====== Text block

Hey, guess what, this episode of Cassie's blog is not for you if you don't like to cuss.
I just found out a friend of mine was stabbed to death by a random homeless dude in my hometown downtown.
What the fuck. Seriously. What. The. Fuck.
Seriously mentally ill people, why do you make it so hard for me to love you? I try to treat you with compassion and respect. And you're all like the fucking scorpions in the fable.
My hometown has a ton of homeless people. They get shipped in from all around the state. Because we're compassionate and willing to take care of people. I really hope they trace things back and figure out which municipality gave this man a bus ticket so that he could come to my home and stab my friend.
This guy has a record as long as my arm. He's been in and out of state hospitals. He's been jailed for assault.
Why is he out?
I realize all the complications there are in mental health care. Believe me. More than fucking most. I get that. I honestly do.
And I get that some things are acts of random violence. Maybe. Not really. Not when they happen to friends of mine.
I'll always remember in nursing school when we were at a board and care facility and this guy fixated on another girl in my class. He kept yelling at her that she was a murderer, this tall blonde volleyball player looking chick. He wound up laying in wait for her and punching her in the face.

============
====== Data for analysis

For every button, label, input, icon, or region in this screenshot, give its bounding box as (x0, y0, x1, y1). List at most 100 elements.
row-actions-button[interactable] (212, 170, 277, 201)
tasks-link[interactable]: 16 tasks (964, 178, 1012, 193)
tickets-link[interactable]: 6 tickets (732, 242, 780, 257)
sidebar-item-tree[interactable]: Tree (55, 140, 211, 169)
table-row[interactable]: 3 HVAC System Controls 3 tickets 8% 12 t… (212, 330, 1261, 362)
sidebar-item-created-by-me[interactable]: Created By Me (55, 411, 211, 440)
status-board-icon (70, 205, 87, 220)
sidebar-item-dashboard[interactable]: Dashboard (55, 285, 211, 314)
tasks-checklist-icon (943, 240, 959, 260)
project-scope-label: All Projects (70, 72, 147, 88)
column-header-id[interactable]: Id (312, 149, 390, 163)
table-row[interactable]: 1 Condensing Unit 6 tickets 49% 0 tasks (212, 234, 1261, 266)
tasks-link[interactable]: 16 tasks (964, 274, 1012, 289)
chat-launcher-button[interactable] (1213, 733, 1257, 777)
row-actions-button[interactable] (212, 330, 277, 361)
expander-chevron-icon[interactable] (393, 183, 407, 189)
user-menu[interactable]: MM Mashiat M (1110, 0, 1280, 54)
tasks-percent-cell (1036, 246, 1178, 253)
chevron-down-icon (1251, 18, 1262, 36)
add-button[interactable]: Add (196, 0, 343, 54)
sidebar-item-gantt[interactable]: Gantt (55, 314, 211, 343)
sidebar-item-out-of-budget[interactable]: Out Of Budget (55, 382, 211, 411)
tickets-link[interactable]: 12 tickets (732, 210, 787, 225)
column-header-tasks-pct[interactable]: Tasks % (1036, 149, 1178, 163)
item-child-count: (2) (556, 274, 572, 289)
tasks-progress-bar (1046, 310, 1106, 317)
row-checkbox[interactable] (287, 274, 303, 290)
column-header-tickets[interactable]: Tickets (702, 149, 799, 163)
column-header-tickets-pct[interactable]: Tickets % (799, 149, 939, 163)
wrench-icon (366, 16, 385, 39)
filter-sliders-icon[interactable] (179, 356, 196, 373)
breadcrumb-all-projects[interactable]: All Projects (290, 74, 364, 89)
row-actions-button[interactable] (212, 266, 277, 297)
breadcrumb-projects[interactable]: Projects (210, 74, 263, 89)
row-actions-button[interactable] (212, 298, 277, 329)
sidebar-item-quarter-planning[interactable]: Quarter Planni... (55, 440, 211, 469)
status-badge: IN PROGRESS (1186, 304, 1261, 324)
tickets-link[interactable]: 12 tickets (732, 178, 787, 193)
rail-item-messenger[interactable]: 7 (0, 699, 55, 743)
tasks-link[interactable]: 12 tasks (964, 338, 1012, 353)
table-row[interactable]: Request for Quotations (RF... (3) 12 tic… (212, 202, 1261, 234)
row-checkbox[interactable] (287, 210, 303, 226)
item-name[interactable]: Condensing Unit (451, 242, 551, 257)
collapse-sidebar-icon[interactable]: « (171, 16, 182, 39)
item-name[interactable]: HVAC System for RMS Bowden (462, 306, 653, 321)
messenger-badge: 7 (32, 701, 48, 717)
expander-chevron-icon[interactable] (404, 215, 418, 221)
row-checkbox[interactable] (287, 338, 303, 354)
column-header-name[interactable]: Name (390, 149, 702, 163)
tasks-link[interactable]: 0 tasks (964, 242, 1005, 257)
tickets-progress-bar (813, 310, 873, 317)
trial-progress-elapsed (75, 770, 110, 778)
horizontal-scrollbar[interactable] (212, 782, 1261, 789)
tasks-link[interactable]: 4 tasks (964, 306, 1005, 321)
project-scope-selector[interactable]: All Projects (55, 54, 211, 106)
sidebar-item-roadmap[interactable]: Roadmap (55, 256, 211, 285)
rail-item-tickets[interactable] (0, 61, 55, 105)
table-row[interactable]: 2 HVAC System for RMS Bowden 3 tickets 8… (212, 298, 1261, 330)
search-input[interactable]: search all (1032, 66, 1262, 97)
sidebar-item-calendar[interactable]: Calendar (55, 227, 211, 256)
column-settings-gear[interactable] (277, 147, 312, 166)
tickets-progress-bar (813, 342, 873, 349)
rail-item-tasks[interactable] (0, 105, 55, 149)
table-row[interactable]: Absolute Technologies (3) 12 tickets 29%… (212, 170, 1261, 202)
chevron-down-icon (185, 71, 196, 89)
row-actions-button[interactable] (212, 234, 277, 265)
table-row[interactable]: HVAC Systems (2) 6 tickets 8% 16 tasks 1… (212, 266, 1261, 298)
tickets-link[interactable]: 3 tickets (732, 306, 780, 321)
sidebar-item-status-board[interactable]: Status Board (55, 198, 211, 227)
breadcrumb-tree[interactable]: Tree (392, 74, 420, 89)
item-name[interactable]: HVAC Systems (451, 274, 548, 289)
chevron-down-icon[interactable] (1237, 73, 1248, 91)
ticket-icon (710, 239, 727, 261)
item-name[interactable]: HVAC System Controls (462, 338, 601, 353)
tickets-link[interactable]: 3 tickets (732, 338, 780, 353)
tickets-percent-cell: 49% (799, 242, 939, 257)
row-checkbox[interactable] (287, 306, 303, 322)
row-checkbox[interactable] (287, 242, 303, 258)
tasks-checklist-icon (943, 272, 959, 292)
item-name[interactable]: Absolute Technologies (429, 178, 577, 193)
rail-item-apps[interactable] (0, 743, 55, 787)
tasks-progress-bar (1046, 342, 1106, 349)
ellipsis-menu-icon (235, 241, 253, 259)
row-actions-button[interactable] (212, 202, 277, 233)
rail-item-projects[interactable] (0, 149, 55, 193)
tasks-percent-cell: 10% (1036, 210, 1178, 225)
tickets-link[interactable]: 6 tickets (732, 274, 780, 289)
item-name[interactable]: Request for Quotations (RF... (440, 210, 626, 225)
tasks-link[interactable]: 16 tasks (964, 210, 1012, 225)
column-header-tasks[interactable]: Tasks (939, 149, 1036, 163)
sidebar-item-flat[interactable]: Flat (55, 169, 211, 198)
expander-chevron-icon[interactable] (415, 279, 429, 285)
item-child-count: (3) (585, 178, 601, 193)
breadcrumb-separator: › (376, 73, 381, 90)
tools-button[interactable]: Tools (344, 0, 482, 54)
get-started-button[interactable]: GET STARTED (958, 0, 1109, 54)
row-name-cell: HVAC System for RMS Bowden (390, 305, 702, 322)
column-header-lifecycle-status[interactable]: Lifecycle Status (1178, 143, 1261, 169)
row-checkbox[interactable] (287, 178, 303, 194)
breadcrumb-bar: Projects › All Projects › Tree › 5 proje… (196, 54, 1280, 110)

============

• **Explore the material**:
• a. Answer these questions using the blog post about the stabbing:
(i) From where are homeless people shipped into the writer's hometown?
(ii) For what has the man with the long record been jailed?
(iii) In nursing school, what did the man at the board and care facility keep yelling at the writer's classmate?
• b. Resume the blog post about the stabbing, continuing on from its final sentence.

• **Outputs for the tasks**:
• a.
(i) From all around the state.
(ii) Assault.
(iii) That she was a murderer.

• b.
He got verbally reprimanded. But nothing changed. They didn't even revoke his subsequent smoke break.
I think about that a lot, now, as a nurse. It was a good lesson to get. (While simultaneously being glad it happened to somebody else.) I know it's so much easier to go along with people who are ill, to not try to rehabilitate them. And I do believe that people should be able to refuse meds, I do, because I realize society is not perfect and if we start forcing pills on people we'll be at the top of a slippery fucking slope.
But I wish we were doing more. Better. With more funding. More people taking things more seriously. I like to think I put myself out a lot there as a nurse, even when I'm off duty, to make eye contact and smile, to nod and have conversations. To make people feel like people, whenever, whereever I can.
I don't want to live my life in some sort of gated, forget about the people who need us most shell.
But my friend getting stabbed? That is some bullshit.
This is also why mentally ill people are not magic. Same thing for homeless people. If your book has one of these characters in it, where somehow being unfit for society = fairy dust, I will put it down. Or throw it across the room, with violence, and tell everyone I know that it sucks.
I'm not sure what the answer is. I doubt there is one. I'm just mad and I need to vent, and sometimes that's what this blog is for.
No one should die, stabbed to death in the middle of the street in daylight by a stranger. It fucking sucks.